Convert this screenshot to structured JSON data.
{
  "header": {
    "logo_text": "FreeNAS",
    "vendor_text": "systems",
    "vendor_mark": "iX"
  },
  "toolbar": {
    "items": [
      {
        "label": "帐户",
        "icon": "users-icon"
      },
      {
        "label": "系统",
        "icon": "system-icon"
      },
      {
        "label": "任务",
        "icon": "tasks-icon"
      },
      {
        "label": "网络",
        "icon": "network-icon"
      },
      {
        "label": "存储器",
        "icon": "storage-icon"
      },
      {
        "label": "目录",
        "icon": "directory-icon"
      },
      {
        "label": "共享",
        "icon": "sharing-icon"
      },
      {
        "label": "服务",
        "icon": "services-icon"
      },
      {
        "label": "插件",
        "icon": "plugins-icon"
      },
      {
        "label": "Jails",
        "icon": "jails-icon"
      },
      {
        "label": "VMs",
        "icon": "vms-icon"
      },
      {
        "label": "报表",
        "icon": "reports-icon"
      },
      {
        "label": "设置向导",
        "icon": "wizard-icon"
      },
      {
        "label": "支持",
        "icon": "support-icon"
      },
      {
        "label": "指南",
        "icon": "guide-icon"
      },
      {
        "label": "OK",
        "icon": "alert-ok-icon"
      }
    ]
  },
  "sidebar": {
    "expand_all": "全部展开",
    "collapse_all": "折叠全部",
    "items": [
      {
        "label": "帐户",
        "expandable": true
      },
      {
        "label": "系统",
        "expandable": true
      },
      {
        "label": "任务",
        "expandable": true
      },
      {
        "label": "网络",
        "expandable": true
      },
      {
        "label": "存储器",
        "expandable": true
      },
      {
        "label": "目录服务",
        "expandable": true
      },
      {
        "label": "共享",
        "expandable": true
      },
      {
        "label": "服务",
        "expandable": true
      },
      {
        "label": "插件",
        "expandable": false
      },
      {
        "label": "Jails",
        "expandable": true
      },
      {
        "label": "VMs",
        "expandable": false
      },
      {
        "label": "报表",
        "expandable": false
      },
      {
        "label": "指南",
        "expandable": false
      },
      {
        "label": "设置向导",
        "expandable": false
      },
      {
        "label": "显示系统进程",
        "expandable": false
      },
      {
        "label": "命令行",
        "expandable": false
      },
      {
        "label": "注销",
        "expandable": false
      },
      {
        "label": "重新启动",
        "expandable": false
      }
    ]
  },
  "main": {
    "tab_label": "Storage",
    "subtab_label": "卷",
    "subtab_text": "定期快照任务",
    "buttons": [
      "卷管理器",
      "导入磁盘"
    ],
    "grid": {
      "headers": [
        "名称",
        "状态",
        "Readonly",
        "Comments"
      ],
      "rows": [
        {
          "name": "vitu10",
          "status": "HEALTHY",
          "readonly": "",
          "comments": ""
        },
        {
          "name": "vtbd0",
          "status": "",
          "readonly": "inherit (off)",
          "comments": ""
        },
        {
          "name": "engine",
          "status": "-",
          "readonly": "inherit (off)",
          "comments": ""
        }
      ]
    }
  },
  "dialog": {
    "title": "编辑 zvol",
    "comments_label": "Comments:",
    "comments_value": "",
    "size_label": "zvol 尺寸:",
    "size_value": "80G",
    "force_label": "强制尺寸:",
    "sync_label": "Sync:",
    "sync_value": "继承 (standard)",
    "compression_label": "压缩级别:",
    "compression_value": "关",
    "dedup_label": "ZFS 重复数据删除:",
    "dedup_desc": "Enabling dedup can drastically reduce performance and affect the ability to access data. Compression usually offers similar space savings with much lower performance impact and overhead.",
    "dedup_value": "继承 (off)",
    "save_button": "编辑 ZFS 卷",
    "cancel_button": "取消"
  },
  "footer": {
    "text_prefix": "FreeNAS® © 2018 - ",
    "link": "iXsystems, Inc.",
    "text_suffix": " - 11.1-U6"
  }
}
———
— TASK DETAILS —
Copy the entries above exactly, leaving none out.

— WRITTEN ANSWER —
Convert this screenshot to structured JSON data.
{
  "header": {
    "logo_text": "FreeNAS",
    "vendor_text": "systems",
    "vendor_mark": "iX"
  },
  "toolbar": {
    "items": [
      {
        "label": "帐户",
        "icon": "users-icon"
      },
      {
        "label": "系统",
        "icon": "system-icon"
      },
      {
        "label": "任务",
        "icon": "tasks-icon"
      },
      {
        "label": "网络",
        "icon": "network-icon"
      },
      {
        "label": "存储器",
        "icon": "storage-icon"
      },
      {
        "label": "目录",
        "icon": "directory-icon"
      },
      {
        "label": "共享",
        "icon": "sharing-icon"
      },
      {
        "label": "服务",
        "icon": "services-icon"
      },
      {
        "label": "插件",
        "icon": "plugins-icon"
      },
      {
        "label": "Jails",
        "icon": "jails-icon"
      },
      {
        "label": "VMs",
        "icon": "vms-icon"
      },
      {
        "label": "报表",
        "icon": "reports-icon"
      },
      {
        "label": "设置向导",
        "icon": "wizard-icon"
      },
      {
        "label": "支持",
        "icon": "support-icon"
      },
      {
        "label": "指南",
        "icon": "guide-icon"
      },
      {
        "label": "OK",
        "icon": "alert-ok-icon"
      }
    ]
  },
  "sidebar": {
    "expand_all": "全部展开",
    "collapse_all": "折叠全部",
    "items": [
      {
        "label": "帐户",
        "expandable": true
      },
      {
        "label": "系统",
        "expandable": true
      },
      {
        "label": "任务",
        "expandable": true
      },
      {
        "label": "网络",
        "expandable": true
      },
      {
        "label": "存储器",
        "expandable": true
      },
      {
        "label": "目录服务",
        "expandable": true
      },
      {
        "label": "共享",
        "expandable": true
      },
      {
        "label": "服务",
        "expandable": true
      },
      {
        "label": "插件",
        "expandable": false
      },
      {
        "label": "Jails",
        "expandable": true
      },
      {
        "label": "VMs",
        "expandable": false
      },
      {
        "label": "报表",
        "expandable": false
      },
      {
        "label": "指南",
        "expandable": false
      },
      {
        "label": "设置向导",
        "expandable": false
      },
      {
        "label": "显示系统进程",
        "expandable": false
      },
      {
        "label": "命令行",
        "expandable": false
      },
      {
        "label": "注销",
        "expandable": false
      },
      {
        "label": "重新启动",
        "expandable": false
      }
    ]
  },
  "main": {
    "tab_label": "Storage",
    "subtab_label": "卷",
    "subtab_text": "定期快照任务",
    "buttons": [
      "卷管理器",
      "导入磁盘"
    ],
    "grid": {
      "headers": [
        "名称",
        "状态",
        "Readonly",
        "Comments"
      ],
      "rows": [
        {
          "name": "vitu10",
          "status": "HEALTHY",
          "readonly": "",
          "comments": ""
        },
        {
          "name": "vtbd0",
          "status": "",
          "readonly": "inherit (off)",
          "comments": ""
        },
        {
          "name": "engine",
          "status": "-",
          "readonly": "inherit (off)",
          "comments": ""
        }
      ]
    }
  },
  "dialog": {
    "title": "编辑 zvol",
    "comments_label": "Comments:",
    "comments_value": "",
    "size_label": "zvol 尺寸:",
    "size_value": "80G",
    "force_label": "强制尺寸:",
    "sync_label": "Sync:",
    "sync_value": "继承 (standard)",
    "compression_label": "压缩级别:",
    "compression_value": "关",
    "dedup_label": "ZFS 重复数据删除:",
    "dedup_desc": "Enabling dedup can drastically reduce performance and affect the ability to access data. Compression usually offers similar space savings with much lower performance impact and overhead.",
    "dedup_value": "继承 (off)",
    "save_button": "编辑 ZFS 卷",
    "cancel_button": "取消"
  },
  "footer": {
    "text_prefix": "FreeNAS® © 2018 - ",
    "link": "iXsystems, Inc.",
    "text_suffix": " - 11.1-U6"
  }
}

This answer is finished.